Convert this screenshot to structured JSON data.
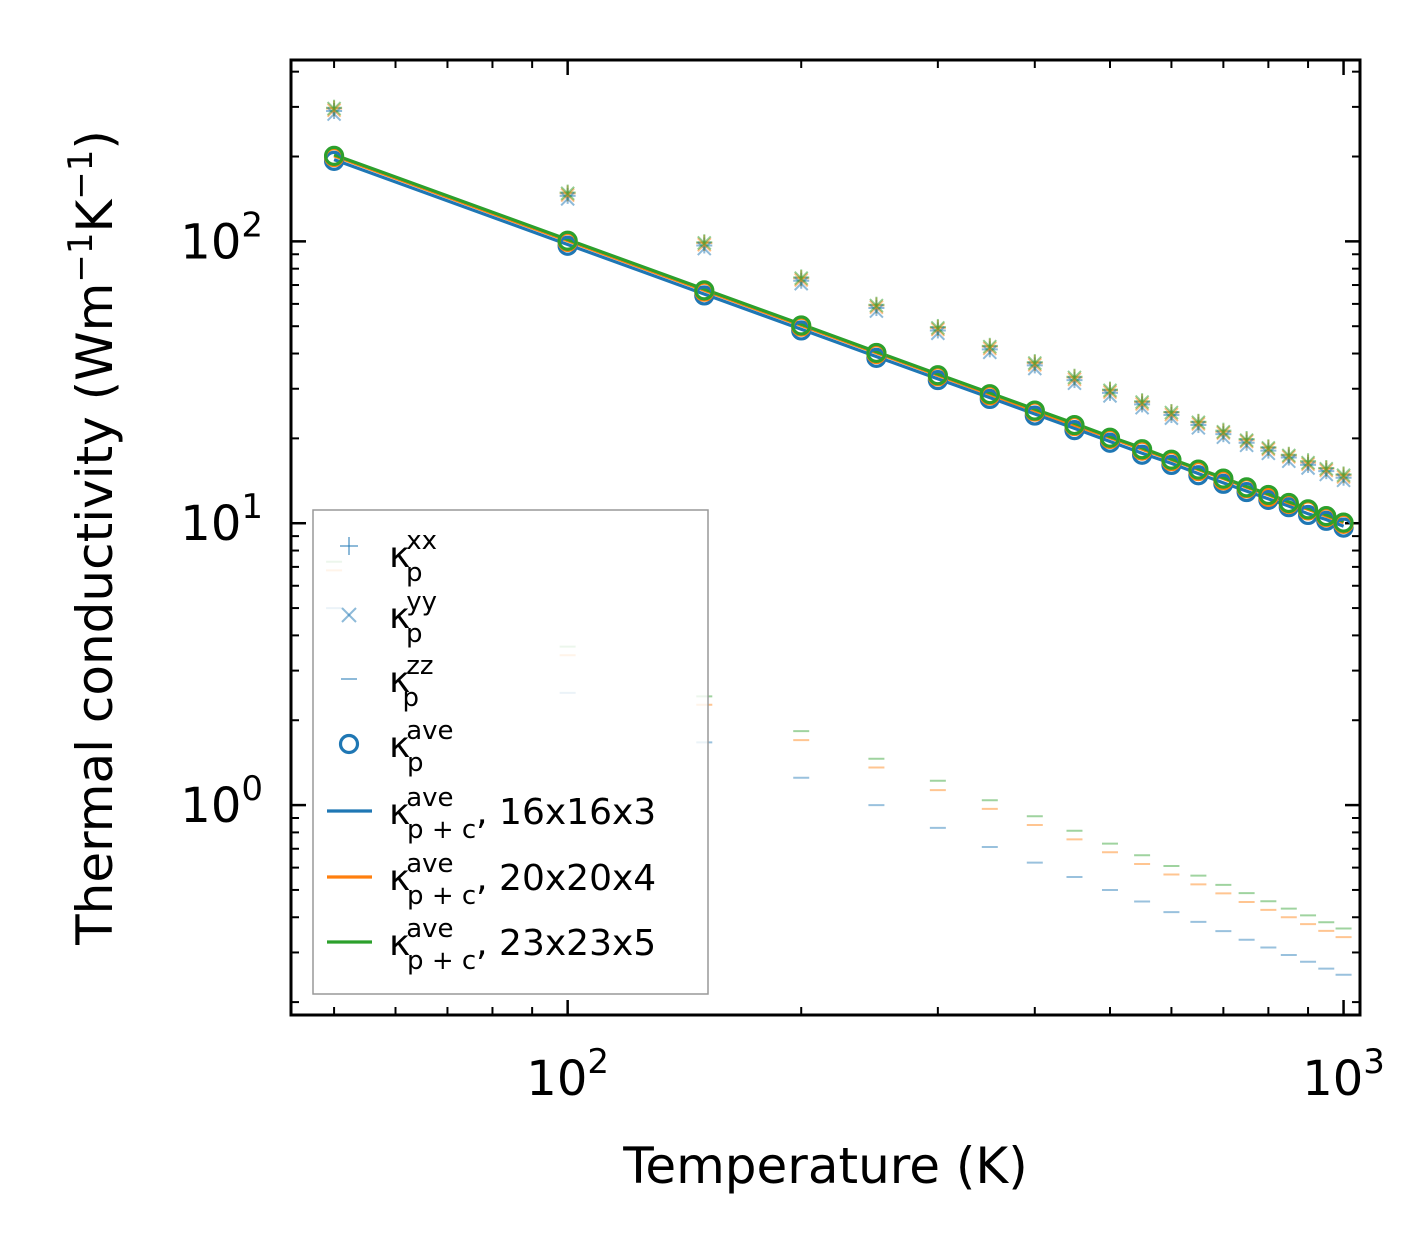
{
  "chart_data": {
    "type": "scatter",
    "title": "",
    "xlabel": "Temperature (K)",
    "ylabel": "Thermal conductivity (Wm",
    "ylabel_sup1": "−1",
    "ylabel_mid": "K",
    "ylabel_sup2": "−1",
    "ylabel_end": ")",
    "xscale": "log",
    "yscale": "log",
    "xlim": [
      44,
      1050
    ],
    "ylim": [
      0.18,
      440
    ],
    "x_ticks": [
      {
        "value": 100,
        "base": "10",
        "exp": "2"
      },
      {
        "value": 1000,
        "base": "10",
        "exp": "3"
      }
    ],
    "y_ticks": [
      {
        "value": 1,
        "base": "10",
        "exp": "0"
      },
      {
        "value": 10,
        "base": "10",
        "exp": "1"
      },
      {
        "value": 100,
        "base": "10",
        "exp": "2"
      }
    ],
    "x": [
      50,
      100,
      150,
      200,
      250,
      300,
      350,
      400,
      450,
      500,
      550,
      600,
      650,
      700,
      750,
      800,
      850,
      900,
      950,
      1000
    ],
    "colors": {
      "blue": "#1f77b4",
      "orange": "#ff7f0e",
      "green": "#2ca02c"
    },
    "series": [
      {
        "name": "16x16x3",
        "color": "#1f77b4",
        "kxx": [
          290.0,
          145.0,
          96.7,
          72.5,
          58.0,
          48.3,
          41.4,
          36.3,
          32.2,
          29.0,
          26.4,
          24.2,
          22.3,
          20.7,
          19.3,
          18.1,
          17.1,
          16.1,
          15.3,
          14.5
        ],
        "kyy": [
          283.0,
          141.5,
          94.3,
          70.8,
          56.6,
          47.2,
          40.4,
          35.4,
          31.4,
          28.3,
          25.7,
          23.6,
          21.8,
          20.2,
          18.9,
          17.7,
          16.6,
          15.7,
          14.9,
          14.2
        ],
        "kzz": [
          5.0,
          2.5,
          1.67,
          1.25,
          1.0,
          0.83,
          0.71,
          0.625,
          0.556,
          0.5,
          0.455,
          0.417,
          0.385,
          0.357,
          0.333,
          0.3125,
          0.294,
          0.278,
          0.263,
          0.25
        ],
        "kave": [
          193.0,
          96.5,
          64.3,
          48.3,
          38.6,
          32.2,
          27.6,
          24.1,
          21.4,
          19.3,
          17.5,
          16.1,
          14.8,
          13.8,
          12.9,
          12.1,
          11.4,
          10.7,
          10.2,
          9.65
        ],
        "kpc": [
          195.0,
          97.5,
          65.0,
          48.8,
          39.0,
          32.5,
          27.9,
          24.4,
          21.7,
          19.5,
          17.7,
          16.3,
          15.0,
          13.9,
          13.0,
          12.2,
          11.5,
          10.8,
          10.3,
          9.75
        ]
      },
      {
        "name": "20x20x4",
        "color": "#ff7f0e",
        "kxx": [
          296.0,
          148.0,
          98.7,
          74.0,
          59.2,
          49.3,
          42.3,
          37.0,
          32.9,
          29.6,
          26.9,
          24.7,
          22.8,
          21.1,
          19.7,
          18.5,
          17.4,
          16.4,
          15.6,
          14.8
        ],
        "kyy": [
          292.0,
          146.0,
          97.3,
          73.0,
          58.4,
          48.7,
          41.7,
          36.5,
          32.4,
          29.2,
          26.5,
          24.3,
          22.5,
          20.9,
          19.5,
          18.3,
          17.2,
          16.2,
          15.4,
          14.6
        ],
        "kzz": [
          6.8,
          3.4,
          2.27,
          1.7,
          1.36,
          1.13,
          0.97,
          0.85,
          0.756,
          0.68,
          0.618,
          0.567,
          0.523,
          0.486,
          0.453,
          0.425,
          0.4,
          0.378,
          0.358,
          0.34
        ],
        "kave": [
          199.0,
          99.5,
          66.3,
          49.8,
          39.8,
          33.2,
          28.4,
          24.9,
          22.1,
          19.9,
          18.1,
          16.6,
          15.3,
          14.2,
          13.3,
          12.4,
          11.7,
          11.1,
          10.5,
          9.95
        ],
        "kpc": [
          201.0,
          100.5,
          67.0,
          50.3,
          40.2,
          33.5,
          28.7,
          25.1,
          22.3,
          20.1,
          18.3,
          16.8,
          15.5,
          14.4,
          13.4,
          12.6,
          11.8,
          11.2,
          10.6,
          10.05
        ]
      },
      {
        "name": "23x23x5",
        "color": "#2ca02c",
        "kxx": [
          298.0,
          149.0,
          99.3,
          74.5,
          59.6,
          49.7,
          42.6,
          37.3,
          33.1,
          29.8,
          27.1,
          24.8,
          22.9,
          21.3,
          19.9,
          18.6,
          17.5,
          16.6,
          15.7,
          14.9
        ],
        "kyy": [
          296.0,
          148.0,
          98.7,
          74.0,
          59.2,
          49.3,
          42.3,
          37.0,
          32.9,
          29.6,
          26.9,
          24.7,
          22.8,
          21.1,
          19.7,
          18.5,
          17.4,
          16.4,
          15.6,
          14.8
        ],
        "kzz": [
          7.3,
          3.65,
          2.43,
          1.83,
          1.46,
          1.22,
          1.04,
          0.913,
          0.811,
          0.73,
          0.664,
          0.608,
          0.562,
          0.521,
          0.487,
          0.456,
          0.429,
          0.406,
          0.384,
          0.365
        ],
        "kave": [
          201.0,
          100.5,
          67.0,
          50.3,
          40.2,
          33.5,
          28.7,
          25.1,
          22.3,
          20.1,
          18.3,
          16.8,
          15.5,
          14.4,
          13.4,
          12.6,
          11.8,
          11.2,
          10.6,
          10.05
        ],
        "kpc": [
          203.0,
          101.5,
          67.7,
          50.8,
          40.6,
          33.8,
          29.0,
          25.4,
          22.6,
          20.3,
          18.5,
          16.9,
          15.6,
          14.5,
          13.5,
          12.7,
          11.9,
          11.3,
          10.7,
          10.15
        ]
      }
    ],
    "legend": {
      "position": "lower-left",
      "entries": [
        {
          "marker": "plus",
          "color": "#1f77b4",
          "base": "κ",
          "sup": "xx",
          "sub": "p",
          "suffix": ""
        },
        {
          "marker": "x",
          "color": "#1f77b4",
          "base": "κ",
          "sup": "yy",
          "sub": "p",
          "suffix": ""
        },
        {
          "marker": "hline",
          "color": "#1f77b4",
          "base": "κ",
          "sup": "zz",
          "sub": "p",
          "suffix": ""
        },
        {
          "marker": "circle",
          "color": "#1f77b4",
          "base": "κ",
          "sup": "ave",
          "sub": "p",
          "suffix": ""
        },
        {
          "marker": "line",
          "color": "#1f77b4",
          "base": "κ",
          "sup": "ave",
          "sub": "p + c",
          "suffix": ", 16x16x3"
        },
        {
          "marker": "line",
          "color": "#ff7f0e",
          "base": "κ",
          "sup": "ave",
          "sub": "p + c",
          "suffix": ", 20x20x4"
        },
        {
          "marker": "line",
          "color": "#2ca02c",
          "base": "κ",
          "sup": "ave",
          "sub": "p + c",
          "suffix": ", 23x23x5"
        }
      ]
    }
  }
}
+===+
## WHAT THE EXERCISE ASKS:
Quote the listing above in full, except for the pictures.

## OUTPUT BELOW:
Convert this screenshot to structured JSON data.
{
  "chart_data": {
    "type": "scatter",
    "title": "",
    "xlabel": "Temperature (K)",
    "ylabel": "Thermal conductivity (Wm",
    "ylabel_sup1": "−1",
    "ylabel_mid": "K",
    "ylabel_sup2": "−1",
    "ylabel_end": ")",
    "xscale": "log",
    "yscale": "log",
    "xlim": [
      44,
      1050
    ],
    "ylim": [
      0.18,
      440
    ],
    "x_ticks": [
      {
        "value": 100,
        "base": "10",
        "exp": "2"
      },
      {
        "value": 1000,
        "base": "10",
        "exp": "3"
      }
    ],
    "y_ticks": [
      {
        "value": 1,
        "base": "10",
        "exp": "0"
      },
      {
        "value": 10,
        "base": "10",
        "exp": "1"
      },
      {
        "value": 100,
        "base": "10",
        "exp": "2"
      }
    ],
    "x": [
      50,
      100,
      150,
      200,
      250,
      300,
      350,
      400,
      450,
      500,
      550,
      600,
      650,
      700,
      750,
      800,
      850,
      900,
      950,
      1000
    ],
    "colors": {
      "blue": "#1f77b4",
      "orange": "#ff7f0e",
      "green": "#2ca02c"
    },
    "series": [
      {
        "name": "16x16x3",
        "color": "#1f77b4",
        "kxx": [
          290.0,
          145.0,
          96.7,
          72.5,
          58.0,
          48.3,
          41.4,
          36.3,
          32.2,
          29.0,
          26.4,
          24.2,
          22.3,
          20.7,
          19.3,
          18.1,
          17.1,
          16.1,
          15.3,
          14.5
        ],
        "kyy": [
          283.0,
          141.5,
          94.3,
          70.8,
          56.6,
          47.2,
          40.4,
          35.4,
          31.4,
          28.3,
          25.7,
          23.6,
          21.8,
          20.2,
          18.9,
          17.7,
          16.6,
          15.7,
          14.9,
          14.2
        ],
        "kzz": [
          5.0,
          2.5,
          1.67,
          1.25,
          1.0,
          0.83,
          0.71,
          0.625,
          0.556,
          0.5,
          0.455,
          0.417,
          0.385,
          0.357,
          0.333,
          0.3125,
          0.294,
          0.278,
          0.263,
          0.25
        ],
        "kave": [
          193.0,
          96.5,
          64.3,
          48.3,
          38.6,
          32.2,
          27.6,
          24.1,
          21.4,
          19.3,
          17.5,
          16.1,
          14.8,
          13.8,
          12.9,
          12.1,
          11.4,
          10.7,
          10.2,
          9.65
        ],
        "kpc": [
          195.0,
          97.5,
          65.0,
          48.8,
          39.0,
          32.5,
          27.9,
          24.4,
          21.7,
          19.5,
          17.7,
          16.3,
          15.0,
          13.9,
          13.0,
          12.2,
          11.5,
          10.8,
          10.3,
          9.75
        ]
      },
      {
        "name": "20x20x4",
        "color": "#ff7f0e",
        "kxx": [
          296.0,
          148.0,
          98.7,
          74.0,
          59.2,
          49.3,
          42.3,
          37.0,
          32.9,
          29.6,
          26.9,
          24.7,
          22.8,
          21.1,
          19.7,
          18.5,
          17.4,
          16.4,
          15.6,
          14.8
        ],
        "kyy": [
          292.0,
          146.0,
          97.3,
          73.0,
          58.4,
          48.7,
          41.7,
          36.5,
          32.4,
          29.2,
          26.5,
          24.3,
          22.5,
          20.9,
          19.5,
          18.3,
          17.2,
          16.2,
          15.4,
          14.6
        ],
        "kzz": [
          6.8,
          3.4,
          2.27,
          1.7,
          1.36,
          1.13,
          0.97,
          0.85,
          0.756,
          0.68,
          0.618,
          0.567,
          0.523,
          0.486,
          0.453,
          0.425,
          0.4,
          0.378,
          0.358,
          0.34
        ],
        "kave": [
          199.0,
          99.5,
          66.3,
          49.8,
          39.8,
          33.2,
          28.4,
          24.9,
          22.1,
          19.9,
          18.1,
          16.6,
          15.3,
          14.2,
          13.3,
          12.4,
          11.7,
          11.1,
          10.5,
          9.95
        ],
        "kpc": [
          201.0,
          100.5,
          67.0,
          50.3,
          40.2,
          33.5,
          28.7,
          25.1,
          22.3,
          20.1,
          18.3,
          16.8,
          15.5,
          14.4,
          13.4,
          12.6,
          11.8,
          11.2,
          10.6,
          10.05
        ]
      },
      {
        "name": "23x23x5",
        "color": "#2ca02c",
        "kxx": [
          298.0,
          149.0,
          99.3,
          74.5,
          59.6,
          49.7,
          42.6,
          37.3,
          33.1,
          29.8,
          27.1,
          24.8,
          22.9,
          21.3,
          19.9,
          18.6,
          17.5,
          16.6,
          15.7,
          14.9
        ],
        "kyy": [
          296.0,
          148.0,
          98.7,
          74.0,
          59.2,
          49.3,
          42.3,
          37.0,
          32.9,
          29.6,
          26.9,
          24.7,
          22.8,
          21.1,
          19.7,
          18.5,
          17.4,
          16.4,
          15.6,
          14.8
        ],
        "kzz": [
          7.3,
          3.65,
          2.43,
          1.83,
          1.46,
          1.22,
          1.04,
          0.913,
          0.811,
          0.73,
          0.664,
          0.608,
          0.562,
          0.521,
          0.487,
          0.456,
          0.429,
          0.406,
          0.384,
          0.365
        ],
        "kave": [
          201.0,
          100.5,
          67.0,
          50.3,
          40.2,
          33.5,
          28.7,
          25.1,
          22.3,
          20.1,
          18.3,
          16.8,
          15.5,
          14.4,
          13.4,
          12.6,
          11.8,
          11.2,
          10.6,
          10.05
        ],
        "kpc": [
          203.0,
          101.5,
          67.7,
          50.8,
          40.6,
          33.8,
          29.0,
          25.4,
          22.6,
          20.3,
          18.5,
          16.9,
          15.6,
          14.5,
          13.5,
          12.7,
          11.9,
          11.3,
          10.7,
          10.15
        ]
      }
    ],
    "legend": {
      "position": "lower-left",
      "entries": [
        {
          "marker": "plus",
          "color": "#1f77b4",
          "base": "κ",
          "sup": "xx",
          "sub": "p",
          "suffix": ""
        },
        {
          "marker": "x",
          "color": "#1f77b4",
          "base": "κ",
          "sup": "yy",
          "sub": "p",
          "suffix": ""
        },
        {
          "marker": "hline",
          "color": "#1f77b4",
          "base": "κ",
          "sup": "zz",
          "sub": "p",
          "suffix": ""
        },
        {
          "marker": "circle",
          "color": "#1f77b4",
          "base": "κ",
          "sup": "ave",
          "sub": "p",
          "suffix": ""
        },
        {
          "marker": "line",
          "color": "#1f77b4",
          "base": "κ",
          "sup": "ave",
          "sub": "p + c",
          "suffix": ", 16x16x3"
        },
        {
          "marker": "line",
          "color": "#ff7f0e",
          "base": "κ",
          "sup": "ave",
          "sub": "p + c",
          "suffix": ", 20x20x4"
        },
        {
          "marker": "line",
          "color": "#2ca02c",
          "base": "κ",
          "sup": "ave",
          "sub": "p + c",
          "suffix": ", 23x23x5"
        }
      ]
    }
  }
}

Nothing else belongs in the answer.